Below are some entries; state how many of their lines include the word "barcoding" and give no more than that number.
··· MATERIAL PROVIDED ···
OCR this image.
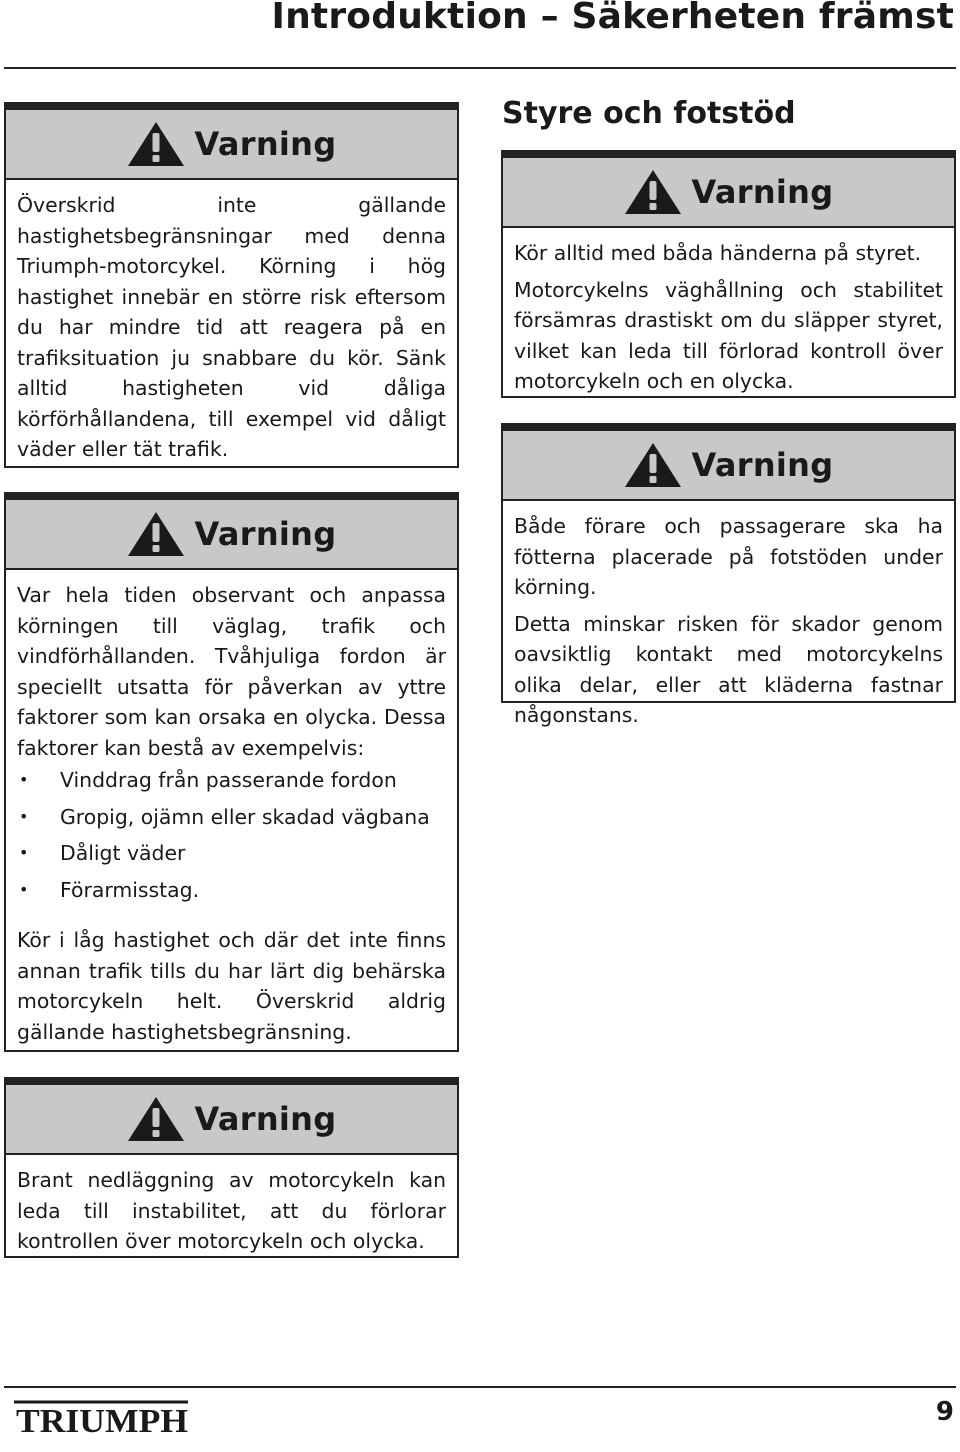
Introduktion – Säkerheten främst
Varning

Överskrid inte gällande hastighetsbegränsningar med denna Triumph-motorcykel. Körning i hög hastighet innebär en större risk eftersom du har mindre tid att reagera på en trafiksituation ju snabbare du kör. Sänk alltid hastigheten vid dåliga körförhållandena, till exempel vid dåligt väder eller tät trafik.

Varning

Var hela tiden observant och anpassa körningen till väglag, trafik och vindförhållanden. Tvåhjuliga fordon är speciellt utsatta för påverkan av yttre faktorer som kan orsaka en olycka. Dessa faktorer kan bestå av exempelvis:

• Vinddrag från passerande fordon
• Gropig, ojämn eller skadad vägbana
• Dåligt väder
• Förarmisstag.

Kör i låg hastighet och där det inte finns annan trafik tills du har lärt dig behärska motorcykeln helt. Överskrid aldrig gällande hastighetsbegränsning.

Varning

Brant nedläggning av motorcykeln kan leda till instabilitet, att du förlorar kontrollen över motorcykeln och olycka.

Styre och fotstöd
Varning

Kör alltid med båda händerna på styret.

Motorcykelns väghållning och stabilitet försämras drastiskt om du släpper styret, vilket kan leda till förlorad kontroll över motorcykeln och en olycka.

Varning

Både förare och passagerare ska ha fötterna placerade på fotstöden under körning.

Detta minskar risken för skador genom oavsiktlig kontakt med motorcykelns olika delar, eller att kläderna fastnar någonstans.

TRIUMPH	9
···
··· MATERIAL PROVIDED ···
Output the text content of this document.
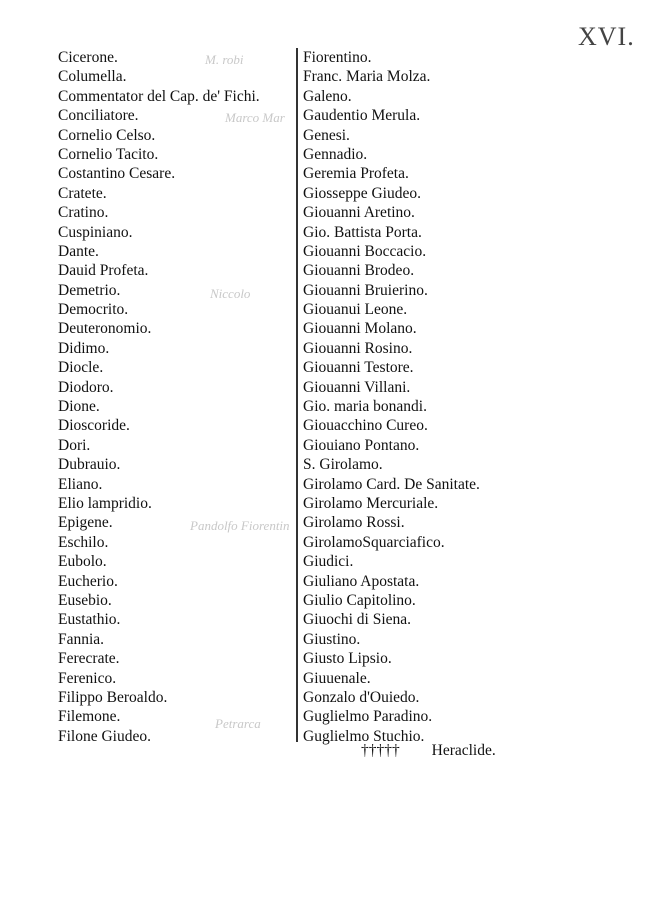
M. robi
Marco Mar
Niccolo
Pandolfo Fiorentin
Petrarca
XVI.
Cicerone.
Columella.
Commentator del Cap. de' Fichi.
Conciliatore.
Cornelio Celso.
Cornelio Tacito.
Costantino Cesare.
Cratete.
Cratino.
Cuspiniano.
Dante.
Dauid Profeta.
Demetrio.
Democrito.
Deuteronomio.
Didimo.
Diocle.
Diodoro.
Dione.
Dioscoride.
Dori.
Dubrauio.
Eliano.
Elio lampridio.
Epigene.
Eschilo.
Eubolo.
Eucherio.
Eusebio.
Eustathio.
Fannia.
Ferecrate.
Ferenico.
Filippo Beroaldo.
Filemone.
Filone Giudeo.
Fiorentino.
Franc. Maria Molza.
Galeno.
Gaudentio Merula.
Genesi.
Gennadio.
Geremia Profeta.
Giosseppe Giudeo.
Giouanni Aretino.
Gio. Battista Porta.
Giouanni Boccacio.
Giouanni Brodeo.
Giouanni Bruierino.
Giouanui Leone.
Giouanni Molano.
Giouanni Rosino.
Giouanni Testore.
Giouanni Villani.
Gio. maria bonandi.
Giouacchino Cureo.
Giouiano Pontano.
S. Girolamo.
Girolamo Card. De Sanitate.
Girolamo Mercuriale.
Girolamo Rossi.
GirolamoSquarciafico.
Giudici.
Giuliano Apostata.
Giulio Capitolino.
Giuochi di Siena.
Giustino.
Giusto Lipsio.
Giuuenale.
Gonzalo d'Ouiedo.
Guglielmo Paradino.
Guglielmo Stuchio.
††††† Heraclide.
···
··· MATERIAL PROVIDED ···
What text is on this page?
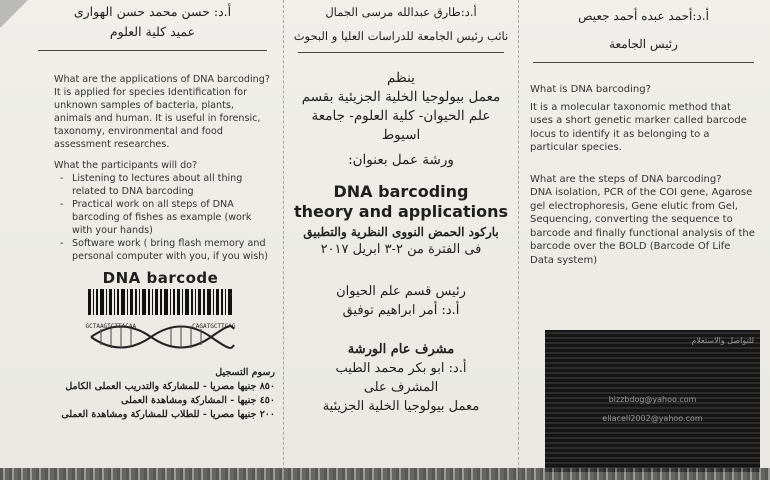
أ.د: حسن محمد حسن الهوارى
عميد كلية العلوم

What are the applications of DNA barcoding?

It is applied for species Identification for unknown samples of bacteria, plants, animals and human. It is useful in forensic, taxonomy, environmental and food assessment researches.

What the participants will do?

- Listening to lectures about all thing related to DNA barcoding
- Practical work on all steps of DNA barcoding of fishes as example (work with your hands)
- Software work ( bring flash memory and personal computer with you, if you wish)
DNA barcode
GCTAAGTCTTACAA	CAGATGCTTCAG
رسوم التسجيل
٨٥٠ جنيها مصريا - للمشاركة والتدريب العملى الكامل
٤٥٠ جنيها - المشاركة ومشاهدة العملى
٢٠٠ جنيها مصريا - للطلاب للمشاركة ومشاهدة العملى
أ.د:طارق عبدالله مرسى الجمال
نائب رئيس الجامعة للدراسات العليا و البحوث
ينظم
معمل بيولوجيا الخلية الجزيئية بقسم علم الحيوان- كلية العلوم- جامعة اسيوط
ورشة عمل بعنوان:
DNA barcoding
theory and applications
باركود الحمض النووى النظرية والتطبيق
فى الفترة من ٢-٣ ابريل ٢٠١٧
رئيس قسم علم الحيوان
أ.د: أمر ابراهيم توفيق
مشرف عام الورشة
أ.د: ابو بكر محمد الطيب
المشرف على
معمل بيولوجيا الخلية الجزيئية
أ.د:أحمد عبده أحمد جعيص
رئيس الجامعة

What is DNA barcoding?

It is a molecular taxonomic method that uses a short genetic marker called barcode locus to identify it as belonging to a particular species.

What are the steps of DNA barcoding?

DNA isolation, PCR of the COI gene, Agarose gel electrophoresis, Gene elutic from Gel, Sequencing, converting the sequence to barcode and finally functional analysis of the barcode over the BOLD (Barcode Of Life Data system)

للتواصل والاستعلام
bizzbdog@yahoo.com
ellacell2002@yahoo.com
···
→ **WRITTEN SOLUTION**: 6